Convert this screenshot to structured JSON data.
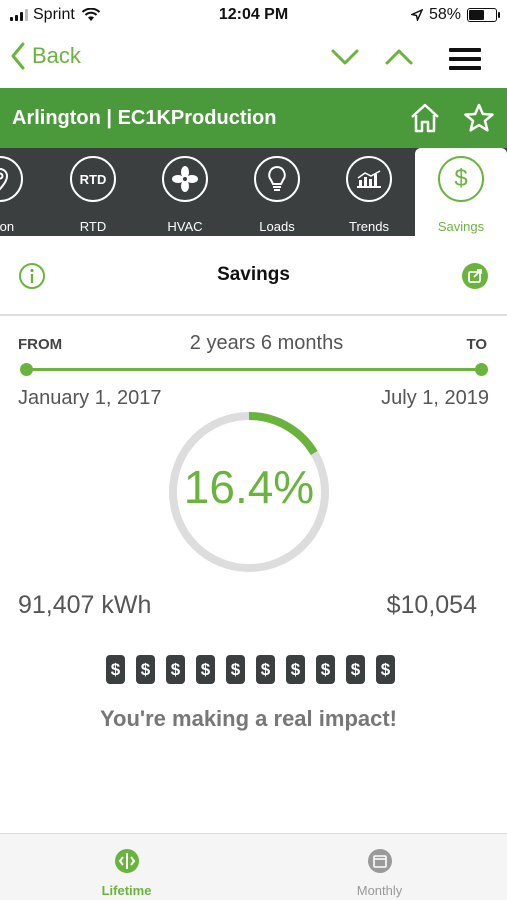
{
  "status_bar": {
    "carrier": "Sprint",
    "time": "12:04 PM",
    "battery_percent": "58%",
    "battery_level": 0.58
  },
  "nav": {
    "back_label": "Back"
  },
  "header": {
    "title": "Arlington | EC1KProduction"
  },
  "tabs": [
    {
      "label": "ation",
      "icon": "location-icon",
      "active": false
    },
    {
      "label": "RTD",
      "icon_text": "RTD",
      "icon": "refresh-icon",
      "active": false
    },
    {
      "label": "HVAC",
      "icon": "fan-icon",
      "active": false
    },
    {
      "label": "Loads",
      "icon": "lightbulb-icon",
      "active": false
    },
    {
      "label": "Trends",
      "icon": "chart-icon",
      "active": false
    },
    {
      "label": "Savings",
      "icon": "dollar-icon",
      "icon_text": "$",
      "active": true
    }
  ],
  "section": {
    "title": "Savings"
  },
  "range": {
    "from_label": "FROM",
    "to_label": "TO",
    "duration": "2 years 6 months",
    "from_date": "January 1, 2017",
    "to_date": "July 1, 2019"
  },
  "gauge": {
    "value_text": "16.4%",
    "fraction": 0.164
  },
  "savings": {
    "energy": "91,407 kWh",
    "money": "$10,054"
  },
  "dollar_chips": [
    "$",
    "$",
    "$",
    "$",
    "$",
    "$",
    "$",
    "$",
    "$",
    "$"
  ],
  "message": "You're making a real impact!",
  "bottom_tabs": [
    {
      "label": "Lifetime",
      "active": true
    },
    {
      "label": "Monthly",
      "active": false
    }
  ],
  "colors": {
    "accent": "#6ab43e",
    "header_green": "#4a9a3c",
    "tab_strip": "#3c3f40",
    "gauge_track": "#dddddd"
  }
}
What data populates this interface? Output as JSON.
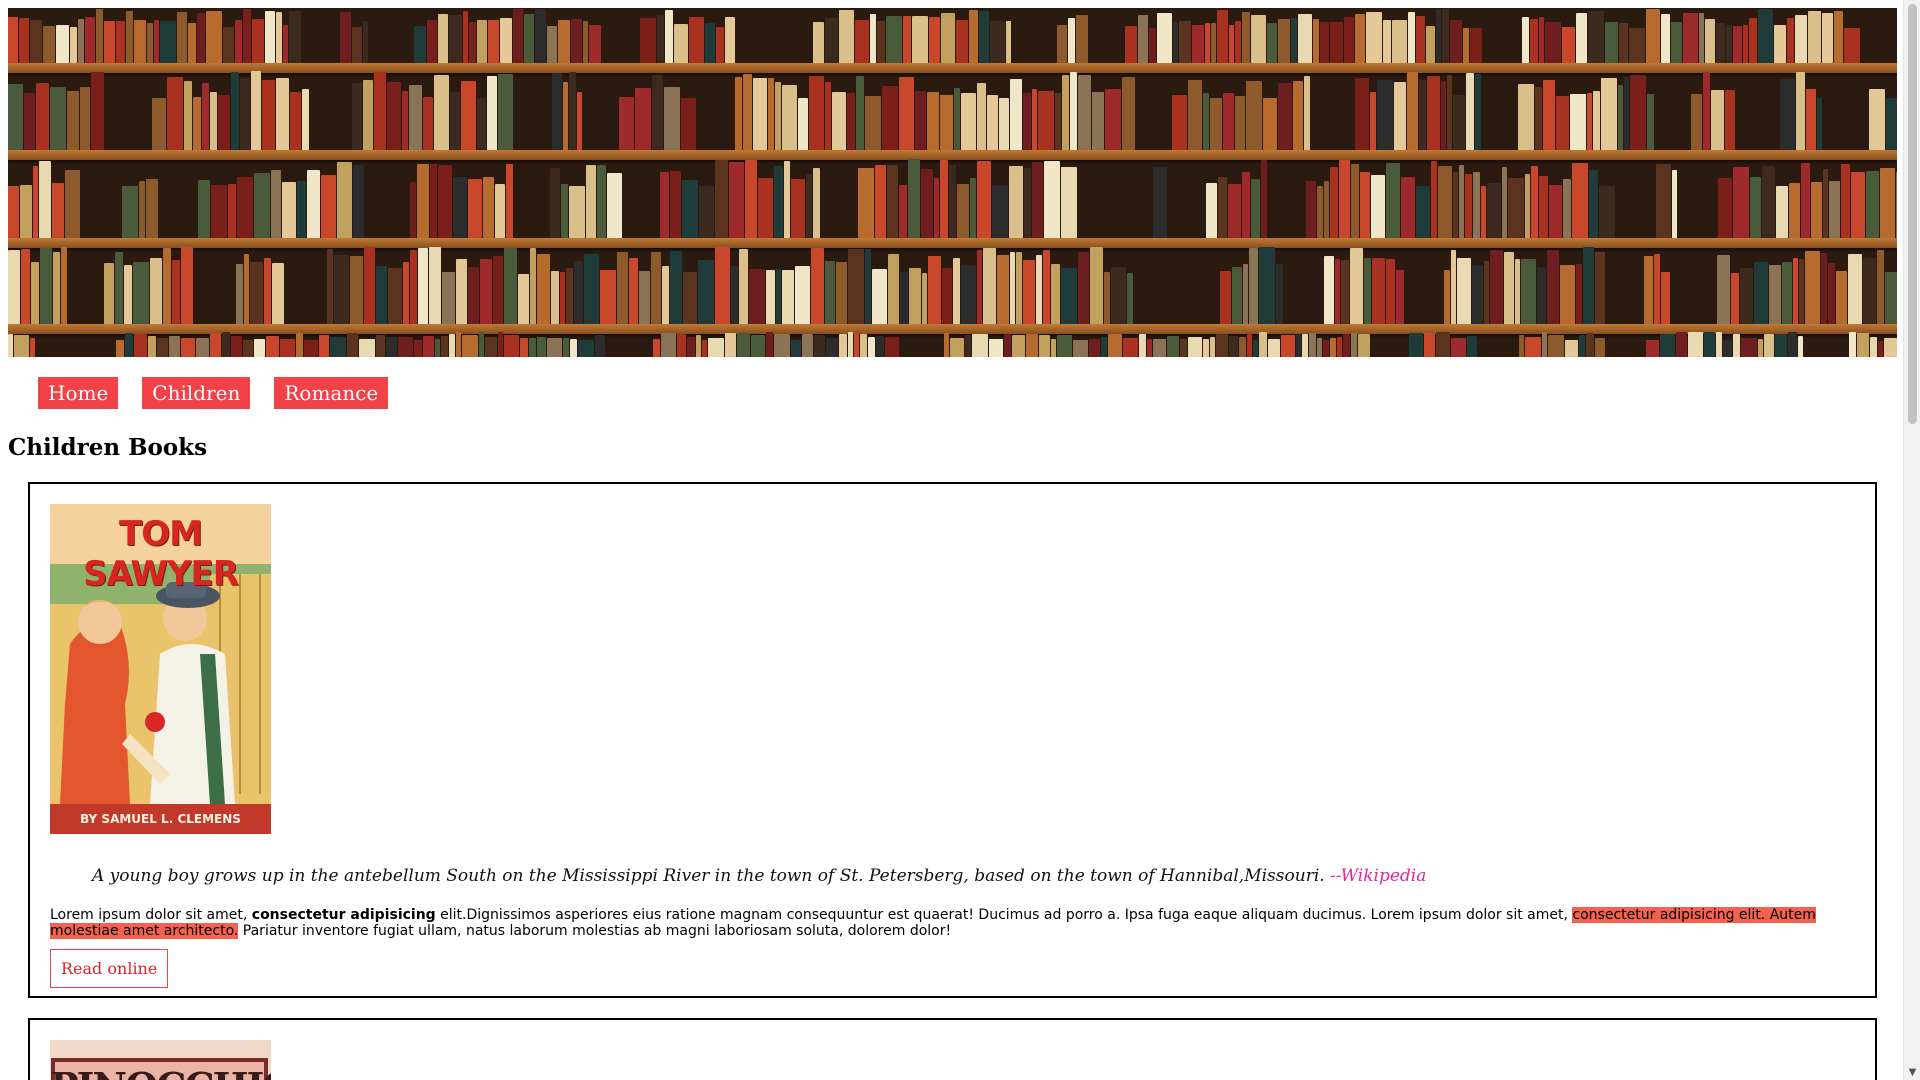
{
  "banner": {
    "alt": "bookshelf-banner"
  },
  "nav": {
    "items": [
      {
        "label": "Home"
      },
      {
        "label": "Children"
      },
      {
        "label": "Romance"
      }
    ]
  },
  "section": {
    "title": "Children Books"
  },
  "books": [
    {
      "cover_title": "TOM SAWYER",
      "cover_author": "BY SAMUEL L. CLEMENS",
      "quote": "A young boy grows up in the antebellum South on the Mississippi River in the town of St. Petersberg, based on the town of Hannibal,Missouri.",
      "quote_source": "--Wikipedia",
      "text_part1": "Lorem ipsum dolor sit amet, ",
      "text_bold": "consectetur adipisicing",
      "text_part2": " elit.Dignissimos asperiores eius ratione magnam consequuntur est quaerat! Ducimus ad porro a. Ipsa fuga eaque aliquam ducimus. Lorem ipsum dolor sit amet, ",
      "text_highlight": "consectetur adipisicing elit. Autem molestiae amet architecto.",
      "text_part3": " Pariatur inventore fugiat ullam, natus laborum molestias ab magni laboriosam soluta, dolorem dolor!",
      "button_label": "Read online"
    },
    {
      "cover_title": "PINOCCHIO"
    }
  ],
  "colors": {
    "nav_bg": "#f24147",
    "highlight": "#f3624f",
    "quote_source": "#e0269a",
    "button_text": "#e0232a"
  }
}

Instructions for the task: Replicate the material above verbatim; images stay out of the copy.

Result of this exercise:
Convert this screenshot to structured JSON data.
{
  "status_bar": {
    "carrier": "Sprint",
    "time": "12:04 PM",
    "battery_percent": "58%",
    "battery_level": 0.58
  },
  "nav": {
    "back_label": "Back"
  },
  "header": {
    "title": "Arlington | EC1KProduction"
  },
  "tabs": [
    {
      "label": "ation",
      "icon": "location-icon",
      "active": false
    },
    {
      "label": "RTD",
      "icon_text": "RTD",
      "icon": "refresh-icon",
      "active": false
    },
    {
      "label": "HVAC",
      "icon": "fan-icon",
      "active": false
    },
    {
      "label": "Loads",
      "icon": "lightbulb-icon",
      "active": false
    },
    {
      "label": "Trends",
      "icon": "chart-icon",
      "active": false
    },
    {
      "label": "Savings",
      "icon": "dollar-icon",
      "icon_text": "$",
      "active": true
    }
  ],
  "section": {
    "title": "Savings"
  },
  "range": {
    "from_label": "FROM",
    "to_label": "TO",
    "duration": "2 years 6 months",
    "from_date": "January 1, 2017",
    "to_date": "July 1, 2019"
  },
  "gauge": {
    "value_text": "16.4%",
    "fraction": 0.164
  },
  "savings": {
    "energy": "91,407 kWh",
    "money": "$10,054"
  },
  "dollar_chips": [
    "$",
    "$",
    "$",
    "$",
    "$",
    "$",
    "$",
    "$",
    "$",
    "$"
  ],
  "message": "You're making a real impact!",
  "bottom_tabs": [
    {
      "label": "Lifetime",
      "active": true
    },
    {
      "label": "Monthly",
      "active": false
    }
  ],
  "colors": {
    "accent": "#6ab43e",
    "header_green": "#4a9a3c",
    "tab_strip": "#3c3f40",
    "gauge_track": "#dddddd"
  }
}
What data populates this interface? Output as JSON.
{
  "banner": {
    "alt": "bookshelf-banner"
  },
  "nav": {
    "items": [
      {
        "label": "Home"
      },
      {
        "label": "Children"
      },
      {
        "label": "Romance"
      }
    ]
  },
  "section": {
    "title": "Children Books"
  },
  "books": [
    {
      "cover_title": "TOM SAWYER",
      "cover_author": "BY SAMUEL L. CLEMENS",
      "quote": "A young boy grows up in the antebellum South on the Mississippi River in the town of St. Petersberg, based on the town of Hannibal,Missouri.",
      "quote_source": "--Wikipedia",
      "text_part1": "Lorem ipsum dolor sit amet, ",
      "text_bold": "consectetur adipisicing",
      "text_part2": " elit.Dignissimos asperiores eius ratione magnam consequuntur est quaerat! Ducimus ad porro a. Ipsa fuga eaque aliquam ducimus. Lorem ipsum dolor sit amet, ",
      "text_highlight": "consectetur adipisicing elit. Autem molestiae amet architecto.",
      "text_part3": " Pariatur inventore fugiat ullam, natus laborum molestias ab magni laboriosam soluta, dolorem dolor!",
      "button_label": "Read online"
    },
    {
      "cover_title": "PINOCCHIO"
    }
  ],
  "colors": {
    "nav_bg": "#f24147",
    "highlight": "#f3624f",
    "quote_source": "#e0269a",
    "button_text": "#e0232a"
  }
}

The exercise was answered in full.